Search the records below for the word "Recebe" and show every line where it occurs.
= = = = = = =
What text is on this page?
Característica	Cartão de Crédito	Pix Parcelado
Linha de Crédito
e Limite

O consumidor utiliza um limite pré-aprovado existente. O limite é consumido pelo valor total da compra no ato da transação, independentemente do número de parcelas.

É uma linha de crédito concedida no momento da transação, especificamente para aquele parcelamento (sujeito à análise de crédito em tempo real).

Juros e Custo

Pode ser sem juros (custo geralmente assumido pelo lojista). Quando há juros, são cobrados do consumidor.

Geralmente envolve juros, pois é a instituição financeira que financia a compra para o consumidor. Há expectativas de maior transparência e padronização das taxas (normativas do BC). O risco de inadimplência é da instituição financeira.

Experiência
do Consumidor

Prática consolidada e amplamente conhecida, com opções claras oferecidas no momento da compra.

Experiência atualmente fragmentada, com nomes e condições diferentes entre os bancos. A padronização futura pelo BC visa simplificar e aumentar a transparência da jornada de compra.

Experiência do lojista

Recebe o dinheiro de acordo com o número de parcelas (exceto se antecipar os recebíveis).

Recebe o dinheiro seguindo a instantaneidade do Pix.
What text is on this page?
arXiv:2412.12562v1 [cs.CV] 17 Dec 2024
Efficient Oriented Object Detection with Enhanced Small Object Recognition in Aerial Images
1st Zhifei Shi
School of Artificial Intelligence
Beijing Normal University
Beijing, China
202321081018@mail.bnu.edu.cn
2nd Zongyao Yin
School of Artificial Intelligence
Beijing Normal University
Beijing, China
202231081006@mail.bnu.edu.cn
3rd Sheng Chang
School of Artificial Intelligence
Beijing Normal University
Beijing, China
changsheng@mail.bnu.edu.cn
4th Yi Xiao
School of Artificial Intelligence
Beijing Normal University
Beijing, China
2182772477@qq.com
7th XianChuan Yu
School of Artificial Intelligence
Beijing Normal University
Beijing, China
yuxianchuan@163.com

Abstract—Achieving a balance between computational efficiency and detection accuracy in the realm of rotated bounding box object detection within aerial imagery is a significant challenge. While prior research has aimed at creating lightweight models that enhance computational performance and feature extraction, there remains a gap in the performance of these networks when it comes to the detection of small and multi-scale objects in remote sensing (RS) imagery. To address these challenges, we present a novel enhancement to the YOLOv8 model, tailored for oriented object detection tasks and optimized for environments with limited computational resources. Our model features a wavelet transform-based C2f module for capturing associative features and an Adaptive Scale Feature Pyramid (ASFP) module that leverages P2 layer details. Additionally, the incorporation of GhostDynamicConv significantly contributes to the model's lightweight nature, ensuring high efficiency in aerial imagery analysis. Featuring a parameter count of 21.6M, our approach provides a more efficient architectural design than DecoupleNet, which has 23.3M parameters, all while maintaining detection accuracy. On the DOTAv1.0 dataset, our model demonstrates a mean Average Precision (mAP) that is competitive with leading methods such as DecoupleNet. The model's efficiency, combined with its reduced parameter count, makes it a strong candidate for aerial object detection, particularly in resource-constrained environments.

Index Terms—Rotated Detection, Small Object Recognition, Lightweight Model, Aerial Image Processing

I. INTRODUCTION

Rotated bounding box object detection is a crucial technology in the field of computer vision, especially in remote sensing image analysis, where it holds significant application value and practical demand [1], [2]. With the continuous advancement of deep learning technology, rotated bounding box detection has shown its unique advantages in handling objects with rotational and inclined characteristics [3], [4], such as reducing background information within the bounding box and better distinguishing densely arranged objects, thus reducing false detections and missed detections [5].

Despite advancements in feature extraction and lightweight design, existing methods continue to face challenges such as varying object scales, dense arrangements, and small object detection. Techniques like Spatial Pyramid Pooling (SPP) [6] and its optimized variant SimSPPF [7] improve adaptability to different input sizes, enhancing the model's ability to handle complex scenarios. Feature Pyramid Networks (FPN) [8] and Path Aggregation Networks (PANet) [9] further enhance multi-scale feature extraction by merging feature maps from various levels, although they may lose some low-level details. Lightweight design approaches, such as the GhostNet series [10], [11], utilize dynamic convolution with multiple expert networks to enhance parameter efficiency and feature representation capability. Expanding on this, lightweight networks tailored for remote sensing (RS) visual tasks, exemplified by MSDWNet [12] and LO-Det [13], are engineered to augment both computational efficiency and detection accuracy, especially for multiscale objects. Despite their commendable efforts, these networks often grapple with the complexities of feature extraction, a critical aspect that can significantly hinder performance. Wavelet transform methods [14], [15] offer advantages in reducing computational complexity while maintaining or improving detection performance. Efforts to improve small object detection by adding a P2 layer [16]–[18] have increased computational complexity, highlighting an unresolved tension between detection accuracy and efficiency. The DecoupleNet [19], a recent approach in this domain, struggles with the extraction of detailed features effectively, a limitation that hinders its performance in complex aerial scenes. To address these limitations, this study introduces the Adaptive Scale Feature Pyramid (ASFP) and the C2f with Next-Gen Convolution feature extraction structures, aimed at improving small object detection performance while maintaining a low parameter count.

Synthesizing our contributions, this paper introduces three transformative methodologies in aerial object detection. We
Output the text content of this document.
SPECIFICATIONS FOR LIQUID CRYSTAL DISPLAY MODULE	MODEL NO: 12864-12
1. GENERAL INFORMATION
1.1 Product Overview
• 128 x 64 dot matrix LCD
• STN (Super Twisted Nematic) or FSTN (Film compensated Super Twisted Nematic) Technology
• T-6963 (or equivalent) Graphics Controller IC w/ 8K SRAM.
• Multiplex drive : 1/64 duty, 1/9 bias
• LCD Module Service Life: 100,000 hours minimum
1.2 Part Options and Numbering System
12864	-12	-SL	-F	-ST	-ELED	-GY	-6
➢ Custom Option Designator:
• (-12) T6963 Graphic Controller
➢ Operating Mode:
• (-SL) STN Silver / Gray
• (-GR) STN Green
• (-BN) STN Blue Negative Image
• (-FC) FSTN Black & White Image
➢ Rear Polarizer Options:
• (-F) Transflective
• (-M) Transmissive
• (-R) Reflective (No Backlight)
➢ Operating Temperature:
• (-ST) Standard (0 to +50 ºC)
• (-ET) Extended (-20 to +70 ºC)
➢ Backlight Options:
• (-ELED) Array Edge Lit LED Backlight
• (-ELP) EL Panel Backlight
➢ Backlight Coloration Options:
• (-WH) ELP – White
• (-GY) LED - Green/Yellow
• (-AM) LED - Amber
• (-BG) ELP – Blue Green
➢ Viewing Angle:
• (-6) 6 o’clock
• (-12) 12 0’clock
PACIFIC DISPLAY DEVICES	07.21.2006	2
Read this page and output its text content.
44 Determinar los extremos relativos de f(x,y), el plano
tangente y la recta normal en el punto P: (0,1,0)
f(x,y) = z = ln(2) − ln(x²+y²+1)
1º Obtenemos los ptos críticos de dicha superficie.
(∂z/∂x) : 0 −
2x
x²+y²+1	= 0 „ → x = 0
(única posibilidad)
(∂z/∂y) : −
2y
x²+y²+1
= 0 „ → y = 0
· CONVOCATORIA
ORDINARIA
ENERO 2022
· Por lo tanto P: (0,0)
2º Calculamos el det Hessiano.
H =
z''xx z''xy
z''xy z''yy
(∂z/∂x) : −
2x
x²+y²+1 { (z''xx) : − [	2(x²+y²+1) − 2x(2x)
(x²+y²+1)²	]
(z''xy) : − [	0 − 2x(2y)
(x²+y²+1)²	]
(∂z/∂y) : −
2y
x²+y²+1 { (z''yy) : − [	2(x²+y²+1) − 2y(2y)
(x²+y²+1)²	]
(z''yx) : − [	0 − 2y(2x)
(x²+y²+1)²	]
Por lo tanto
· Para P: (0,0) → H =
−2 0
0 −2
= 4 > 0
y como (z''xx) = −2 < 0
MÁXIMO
= = = = = = =
■ **Correct response**:
Recebe o dinheiro de acordo com o número de parcelas (exceto se antecipar os recebíveis).
Recebe o dinheiro seguindo a instantaneidade do Pix.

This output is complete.